- **SET EXERCISE**: Your job is to retype all of the data word for word, leaving every image out.

+++++

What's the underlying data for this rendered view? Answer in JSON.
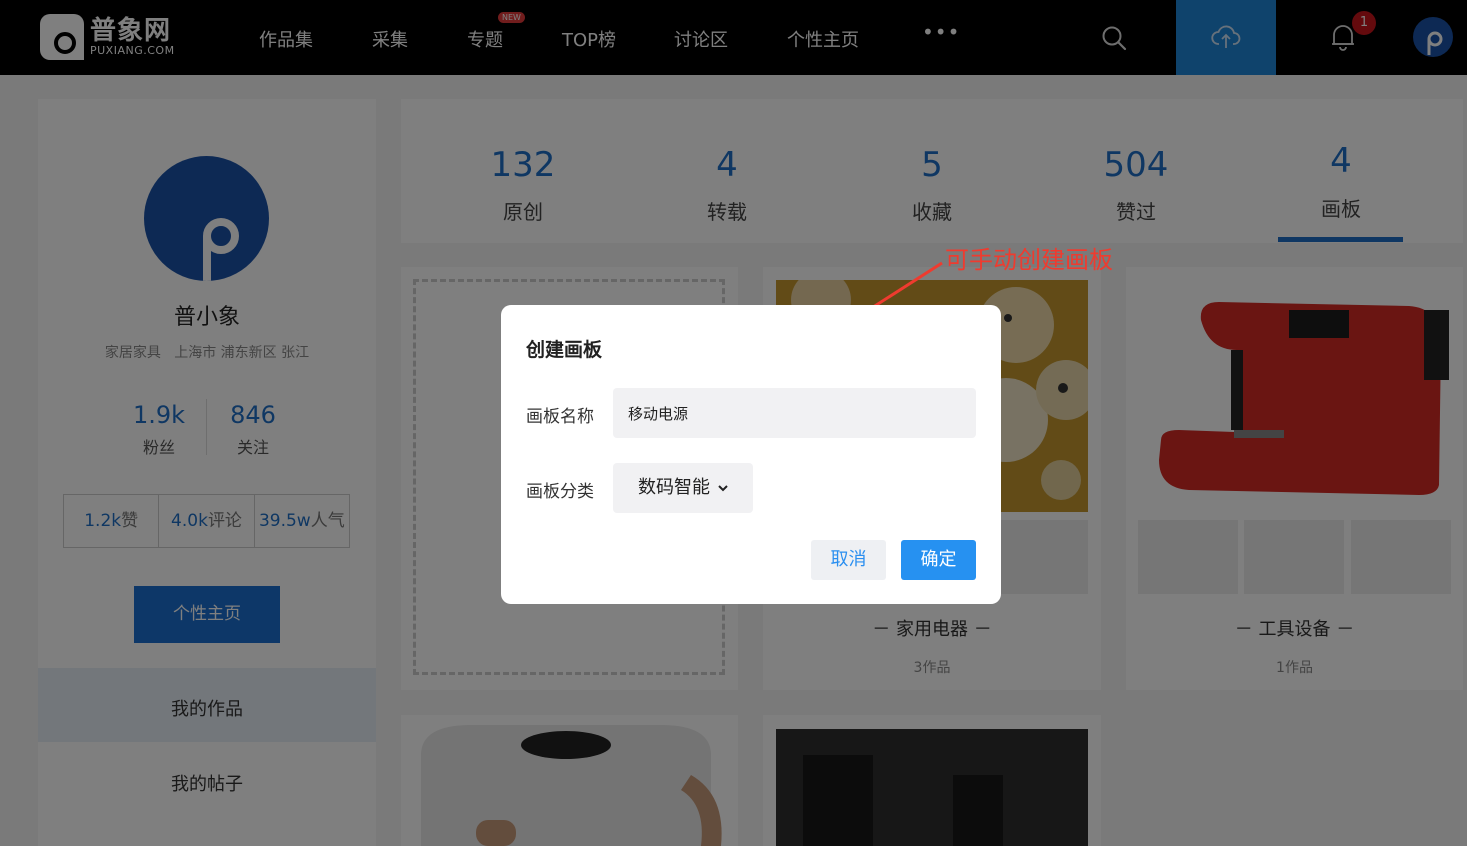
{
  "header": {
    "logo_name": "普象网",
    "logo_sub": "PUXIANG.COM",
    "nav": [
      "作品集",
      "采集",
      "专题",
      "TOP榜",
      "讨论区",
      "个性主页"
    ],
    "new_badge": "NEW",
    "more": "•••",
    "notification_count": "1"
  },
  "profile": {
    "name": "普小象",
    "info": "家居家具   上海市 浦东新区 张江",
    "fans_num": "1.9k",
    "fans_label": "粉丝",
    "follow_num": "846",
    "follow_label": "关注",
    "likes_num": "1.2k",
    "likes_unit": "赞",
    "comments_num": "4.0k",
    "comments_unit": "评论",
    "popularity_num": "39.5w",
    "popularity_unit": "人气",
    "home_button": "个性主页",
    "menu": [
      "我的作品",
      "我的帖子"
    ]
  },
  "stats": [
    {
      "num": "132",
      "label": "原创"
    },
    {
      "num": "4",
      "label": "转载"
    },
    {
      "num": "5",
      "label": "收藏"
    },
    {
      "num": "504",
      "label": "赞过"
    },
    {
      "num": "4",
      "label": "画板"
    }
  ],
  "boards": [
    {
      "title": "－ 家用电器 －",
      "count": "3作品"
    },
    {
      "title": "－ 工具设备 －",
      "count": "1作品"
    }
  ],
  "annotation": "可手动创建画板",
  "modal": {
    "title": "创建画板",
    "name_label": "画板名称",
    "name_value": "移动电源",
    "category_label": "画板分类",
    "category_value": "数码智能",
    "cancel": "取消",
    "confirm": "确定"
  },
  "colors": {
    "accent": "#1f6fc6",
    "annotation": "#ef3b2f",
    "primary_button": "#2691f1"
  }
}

+++++

- **TASK OUTPUT**:
What's the underlying data for this rendered view? Answer in JSON.
{
  "header": {
    "logo_name": "普象网",
    "logo_sub": "PUXIANG.COM",
    "nav": [
      "作品集",
      "采集",
      "专题",
      "TOP榜",
      "讨论区",
      "个性主页"
    ],
    "new_badge": "NEW",
    "more": "•••",
    "notification_count": "1"
  },
  "profile": {
    "name": "普小象",
    "info": "家居家具   上海市 浦东新区 张江",
    "fans_num": "1.9k",
    "fans_label": "粉丝",
    "follow_num": "846",
    "follow_label": "关注",
    "likes_num": "1.2k",
    "likes_unit": "赞",
    "comments_num": "4.0k",
    "comments_unit": "评论",
    "popularity_num": "39.5w",
    "popularity_unit": "人气",
    "home_button": "个性主页",
    "menu": [
      "我的作品",
      "我的帖子"
    ]
  },
  "stats": [
    {
      "num": "132",
      "label": "原创"
    },
    {
      "num": "4",
      "label": "转载"
    },
    {
      "num": "5",
      "label": "收藏"
    },
    {
      "num": "504",
      "label": "赞过"
    },
    {
      "num": "4",
      "label": "画板"
    }
  ],
  "boards": [
    {
      "title": "－ 家用电器 －",
      "count": "3作品"
    },
    {
      "title": "－ 工具设备 －",
      "count": "1作品"
    }
  ],
  "annotation": "可手动创建画板",
  "modal": {
    "title": "创建画板",
    "name_label": "画板名称",
    "name_value": "移动电源",
    "category_label": "画板分类",
    "category_value": "数码智能",
    "cancel": "取消",
    "confirm": "确定"
  },
  "colors": {
    "accent": "#1f6fc6",
    "annotation": "#ef3b2f",
    "primary_button": "#2691f1"
  }
}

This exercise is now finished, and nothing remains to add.